# WHAT THE EXERCISE ASKS
Which lines include the word "document"? Copy each of them.

[Start EXTRACTED DATA]

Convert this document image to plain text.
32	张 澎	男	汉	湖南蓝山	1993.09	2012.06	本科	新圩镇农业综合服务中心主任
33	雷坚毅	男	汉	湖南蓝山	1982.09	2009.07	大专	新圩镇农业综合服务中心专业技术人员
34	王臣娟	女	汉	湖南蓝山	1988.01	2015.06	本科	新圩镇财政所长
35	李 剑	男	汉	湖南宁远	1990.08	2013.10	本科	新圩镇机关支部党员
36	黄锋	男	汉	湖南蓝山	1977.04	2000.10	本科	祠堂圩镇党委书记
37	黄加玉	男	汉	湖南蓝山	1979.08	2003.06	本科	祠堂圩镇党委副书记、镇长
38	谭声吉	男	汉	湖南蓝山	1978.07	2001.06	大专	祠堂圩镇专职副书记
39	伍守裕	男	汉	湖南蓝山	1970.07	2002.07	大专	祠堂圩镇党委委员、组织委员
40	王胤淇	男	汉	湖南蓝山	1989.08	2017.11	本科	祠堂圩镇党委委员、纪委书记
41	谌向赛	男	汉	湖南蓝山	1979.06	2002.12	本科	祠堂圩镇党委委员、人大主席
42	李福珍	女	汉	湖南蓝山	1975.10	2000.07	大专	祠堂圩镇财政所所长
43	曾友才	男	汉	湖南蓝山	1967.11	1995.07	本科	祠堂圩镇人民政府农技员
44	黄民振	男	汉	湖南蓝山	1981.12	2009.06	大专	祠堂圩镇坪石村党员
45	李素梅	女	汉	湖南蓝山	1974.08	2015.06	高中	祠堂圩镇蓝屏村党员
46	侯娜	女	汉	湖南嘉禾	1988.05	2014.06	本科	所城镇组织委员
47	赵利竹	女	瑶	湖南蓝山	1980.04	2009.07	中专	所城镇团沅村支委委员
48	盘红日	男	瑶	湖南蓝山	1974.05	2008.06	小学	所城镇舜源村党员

[End EXTRACTED DATA]
[Start EXTRACTED DATA]

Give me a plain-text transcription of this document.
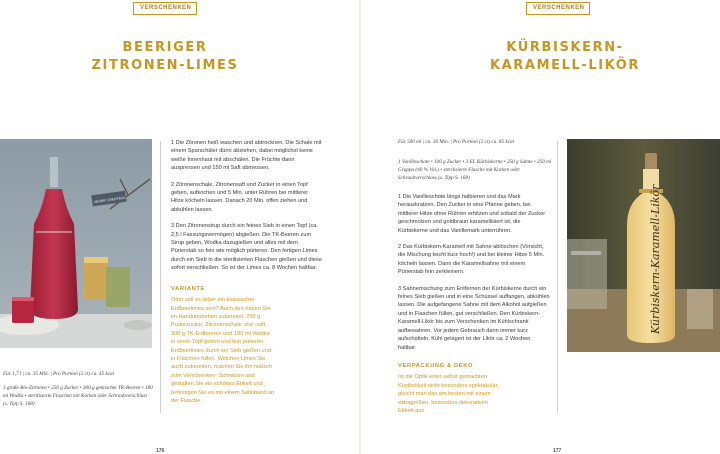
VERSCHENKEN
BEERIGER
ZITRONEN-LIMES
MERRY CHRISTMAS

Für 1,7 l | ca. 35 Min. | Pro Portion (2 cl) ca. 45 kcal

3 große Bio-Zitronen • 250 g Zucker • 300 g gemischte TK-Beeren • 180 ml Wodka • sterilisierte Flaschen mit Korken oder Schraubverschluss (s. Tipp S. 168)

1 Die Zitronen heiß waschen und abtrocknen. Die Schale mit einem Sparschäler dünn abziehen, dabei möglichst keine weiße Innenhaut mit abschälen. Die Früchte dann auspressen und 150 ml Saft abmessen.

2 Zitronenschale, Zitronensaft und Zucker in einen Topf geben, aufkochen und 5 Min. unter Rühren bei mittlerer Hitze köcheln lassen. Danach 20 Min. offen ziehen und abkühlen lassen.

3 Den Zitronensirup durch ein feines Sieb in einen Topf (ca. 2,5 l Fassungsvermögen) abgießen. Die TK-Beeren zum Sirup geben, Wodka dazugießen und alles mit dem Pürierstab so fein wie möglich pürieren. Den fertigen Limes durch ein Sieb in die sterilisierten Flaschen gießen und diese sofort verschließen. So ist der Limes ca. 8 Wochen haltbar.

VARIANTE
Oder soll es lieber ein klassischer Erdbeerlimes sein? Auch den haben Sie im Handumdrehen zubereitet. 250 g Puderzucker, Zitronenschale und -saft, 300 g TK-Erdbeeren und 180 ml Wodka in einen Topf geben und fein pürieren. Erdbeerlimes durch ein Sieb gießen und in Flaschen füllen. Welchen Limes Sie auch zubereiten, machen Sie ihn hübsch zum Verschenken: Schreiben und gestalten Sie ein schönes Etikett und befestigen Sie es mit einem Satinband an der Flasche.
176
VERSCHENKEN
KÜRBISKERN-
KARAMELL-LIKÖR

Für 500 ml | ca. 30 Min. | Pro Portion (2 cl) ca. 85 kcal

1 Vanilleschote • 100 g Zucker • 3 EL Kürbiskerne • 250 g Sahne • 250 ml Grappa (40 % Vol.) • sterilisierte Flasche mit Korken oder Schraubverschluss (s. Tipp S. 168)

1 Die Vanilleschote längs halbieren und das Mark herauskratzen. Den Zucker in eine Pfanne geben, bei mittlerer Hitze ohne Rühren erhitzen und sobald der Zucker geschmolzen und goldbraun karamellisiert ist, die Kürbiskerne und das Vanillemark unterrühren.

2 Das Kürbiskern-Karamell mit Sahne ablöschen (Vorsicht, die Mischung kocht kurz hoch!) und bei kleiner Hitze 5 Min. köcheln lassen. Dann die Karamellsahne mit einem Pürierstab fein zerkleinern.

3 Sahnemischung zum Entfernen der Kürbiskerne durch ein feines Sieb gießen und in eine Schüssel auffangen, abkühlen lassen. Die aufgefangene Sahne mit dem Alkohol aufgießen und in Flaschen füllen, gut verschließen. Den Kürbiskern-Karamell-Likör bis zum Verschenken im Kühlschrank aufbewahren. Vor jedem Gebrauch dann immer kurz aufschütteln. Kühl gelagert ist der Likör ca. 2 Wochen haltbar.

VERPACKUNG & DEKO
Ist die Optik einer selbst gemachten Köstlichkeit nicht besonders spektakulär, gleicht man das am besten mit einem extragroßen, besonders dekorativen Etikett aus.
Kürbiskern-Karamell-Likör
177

[End EXTRACTED DATA]

# SOLUTION TO THIS EXERCISE
Convert this document image to plain text.
Give me a plain-text transcription of this document.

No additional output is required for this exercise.